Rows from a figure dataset
* START *

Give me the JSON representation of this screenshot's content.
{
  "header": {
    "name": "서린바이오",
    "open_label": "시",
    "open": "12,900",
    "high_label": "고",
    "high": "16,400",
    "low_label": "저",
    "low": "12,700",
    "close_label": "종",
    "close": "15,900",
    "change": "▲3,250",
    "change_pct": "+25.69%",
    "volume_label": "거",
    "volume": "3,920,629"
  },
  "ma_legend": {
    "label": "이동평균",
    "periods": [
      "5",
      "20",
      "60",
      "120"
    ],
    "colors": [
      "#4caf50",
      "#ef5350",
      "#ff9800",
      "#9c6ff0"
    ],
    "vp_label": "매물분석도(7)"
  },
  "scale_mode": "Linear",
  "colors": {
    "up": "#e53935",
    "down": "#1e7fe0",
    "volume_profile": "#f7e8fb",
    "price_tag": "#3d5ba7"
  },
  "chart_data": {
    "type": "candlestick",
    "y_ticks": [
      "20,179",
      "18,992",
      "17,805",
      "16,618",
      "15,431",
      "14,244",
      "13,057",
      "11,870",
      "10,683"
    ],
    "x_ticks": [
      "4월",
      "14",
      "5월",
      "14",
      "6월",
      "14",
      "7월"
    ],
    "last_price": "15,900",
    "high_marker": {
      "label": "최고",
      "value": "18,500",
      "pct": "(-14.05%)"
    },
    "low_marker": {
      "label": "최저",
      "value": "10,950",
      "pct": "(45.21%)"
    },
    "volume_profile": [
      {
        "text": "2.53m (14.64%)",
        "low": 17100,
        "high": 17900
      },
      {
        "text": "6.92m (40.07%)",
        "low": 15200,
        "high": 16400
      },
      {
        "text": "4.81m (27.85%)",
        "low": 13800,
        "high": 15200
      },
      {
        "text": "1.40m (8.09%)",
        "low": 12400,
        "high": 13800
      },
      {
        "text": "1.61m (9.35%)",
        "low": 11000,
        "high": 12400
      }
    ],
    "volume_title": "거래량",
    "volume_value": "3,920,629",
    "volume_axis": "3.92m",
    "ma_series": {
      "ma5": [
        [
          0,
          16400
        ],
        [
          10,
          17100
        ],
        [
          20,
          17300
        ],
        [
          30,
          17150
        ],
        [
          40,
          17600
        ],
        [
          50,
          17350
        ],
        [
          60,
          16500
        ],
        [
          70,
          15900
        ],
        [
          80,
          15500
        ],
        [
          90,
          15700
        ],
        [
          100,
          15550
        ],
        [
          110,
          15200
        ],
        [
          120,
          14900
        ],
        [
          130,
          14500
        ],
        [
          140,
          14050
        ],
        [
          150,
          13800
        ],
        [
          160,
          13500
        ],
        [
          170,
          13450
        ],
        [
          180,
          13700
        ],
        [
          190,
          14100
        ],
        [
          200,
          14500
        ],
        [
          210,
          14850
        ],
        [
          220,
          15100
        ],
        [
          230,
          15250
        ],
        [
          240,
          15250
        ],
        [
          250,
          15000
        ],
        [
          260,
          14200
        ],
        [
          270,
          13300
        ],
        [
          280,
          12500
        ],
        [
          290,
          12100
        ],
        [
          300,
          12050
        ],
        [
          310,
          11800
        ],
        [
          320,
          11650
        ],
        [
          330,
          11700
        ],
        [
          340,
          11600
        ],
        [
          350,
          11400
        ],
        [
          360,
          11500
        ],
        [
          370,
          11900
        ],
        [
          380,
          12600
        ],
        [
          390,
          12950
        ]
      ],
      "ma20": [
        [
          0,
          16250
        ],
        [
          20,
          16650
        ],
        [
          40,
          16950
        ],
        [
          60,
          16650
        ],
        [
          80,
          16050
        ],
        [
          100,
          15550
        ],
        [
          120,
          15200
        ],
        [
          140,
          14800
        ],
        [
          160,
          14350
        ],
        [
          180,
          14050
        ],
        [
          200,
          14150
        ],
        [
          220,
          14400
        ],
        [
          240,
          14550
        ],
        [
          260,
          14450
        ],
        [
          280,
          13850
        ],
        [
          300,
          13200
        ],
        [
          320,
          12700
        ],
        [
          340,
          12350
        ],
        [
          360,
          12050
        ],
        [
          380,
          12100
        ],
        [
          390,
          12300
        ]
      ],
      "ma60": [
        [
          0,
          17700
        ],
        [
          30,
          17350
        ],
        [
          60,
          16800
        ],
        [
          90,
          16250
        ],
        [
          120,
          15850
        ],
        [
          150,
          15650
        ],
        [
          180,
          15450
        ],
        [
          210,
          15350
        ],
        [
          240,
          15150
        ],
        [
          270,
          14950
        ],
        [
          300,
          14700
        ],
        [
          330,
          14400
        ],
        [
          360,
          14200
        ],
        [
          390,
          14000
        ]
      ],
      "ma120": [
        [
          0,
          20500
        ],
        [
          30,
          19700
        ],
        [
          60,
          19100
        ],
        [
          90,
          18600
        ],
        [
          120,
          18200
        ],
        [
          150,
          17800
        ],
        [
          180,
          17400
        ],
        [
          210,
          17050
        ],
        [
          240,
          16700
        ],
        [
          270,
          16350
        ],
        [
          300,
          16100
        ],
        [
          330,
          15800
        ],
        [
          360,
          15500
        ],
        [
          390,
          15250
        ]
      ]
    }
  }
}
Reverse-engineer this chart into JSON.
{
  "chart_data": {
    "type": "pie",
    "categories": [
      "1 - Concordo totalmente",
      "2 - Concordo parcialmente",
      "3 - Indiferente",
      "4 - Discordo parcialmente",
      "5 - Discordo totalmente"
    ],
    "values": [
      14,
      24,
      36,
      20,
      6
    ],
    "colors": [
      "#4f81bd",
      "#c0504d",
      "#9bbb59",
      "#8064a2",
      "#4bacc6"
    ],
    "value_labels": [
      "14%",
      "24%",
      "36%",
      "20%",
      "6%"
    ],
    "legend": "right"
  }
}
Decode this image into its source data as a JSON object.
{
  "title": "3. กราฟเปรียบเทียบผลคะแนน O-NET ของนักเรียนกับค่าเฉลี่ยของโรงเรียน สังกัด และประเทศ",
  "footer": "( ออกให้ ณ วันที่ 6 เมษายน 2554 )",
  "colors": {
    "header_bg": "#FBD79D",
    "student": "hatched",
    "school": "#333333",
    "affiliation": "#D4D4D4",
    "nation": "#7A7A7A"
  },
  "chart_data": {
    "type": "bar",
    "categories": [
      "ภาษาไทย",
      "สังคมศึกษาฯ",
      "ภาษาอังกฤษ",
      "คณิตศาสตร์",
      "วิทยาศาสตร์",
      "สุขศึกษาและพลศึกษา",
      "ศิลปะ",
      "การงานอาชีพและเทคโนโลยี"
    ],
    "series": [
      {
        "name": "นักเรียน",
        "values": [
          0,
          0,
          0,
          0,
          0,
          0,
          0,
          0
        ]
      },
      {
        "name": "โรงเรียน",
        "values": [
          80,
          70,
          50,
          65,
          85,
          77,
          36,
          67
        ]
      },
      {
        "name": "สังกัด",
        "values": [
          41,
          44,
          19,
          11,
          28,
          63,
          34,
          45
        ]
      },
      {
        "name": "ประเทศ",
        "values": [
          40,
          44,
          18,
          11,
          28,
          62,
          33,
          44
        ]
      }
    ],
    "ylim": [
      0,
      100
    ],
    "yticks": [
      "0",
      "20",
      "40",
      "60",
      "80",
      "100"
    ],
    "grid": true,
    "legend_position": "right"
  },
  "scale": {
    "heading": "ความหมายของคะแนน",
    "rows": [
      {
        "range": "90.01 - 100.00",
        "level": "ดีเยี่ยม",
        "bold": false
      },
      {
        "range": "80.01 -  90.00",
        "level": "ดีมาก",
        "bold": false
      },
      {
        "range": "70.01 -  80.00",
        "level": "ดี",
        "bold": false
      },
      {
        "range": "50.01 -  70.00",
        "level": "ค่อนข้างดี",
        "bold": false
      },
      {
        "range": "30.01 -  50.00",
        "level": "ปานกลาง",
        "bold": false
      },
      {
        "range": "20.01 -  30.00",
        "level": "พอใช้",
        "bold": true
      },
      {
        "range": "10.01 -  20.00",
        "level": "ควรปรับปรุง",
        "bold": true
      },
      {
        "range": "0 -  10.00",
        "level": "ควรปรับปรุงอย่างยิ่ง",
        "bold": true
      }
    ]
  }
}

* END *

Select every line of the material above holding the word "ควรปร" and copy it.

→ **Answer for this exercise**:
        "level": "ควรปรับปรุง",
        "level": "ควรปรับปรุงอย่างยิ่ง",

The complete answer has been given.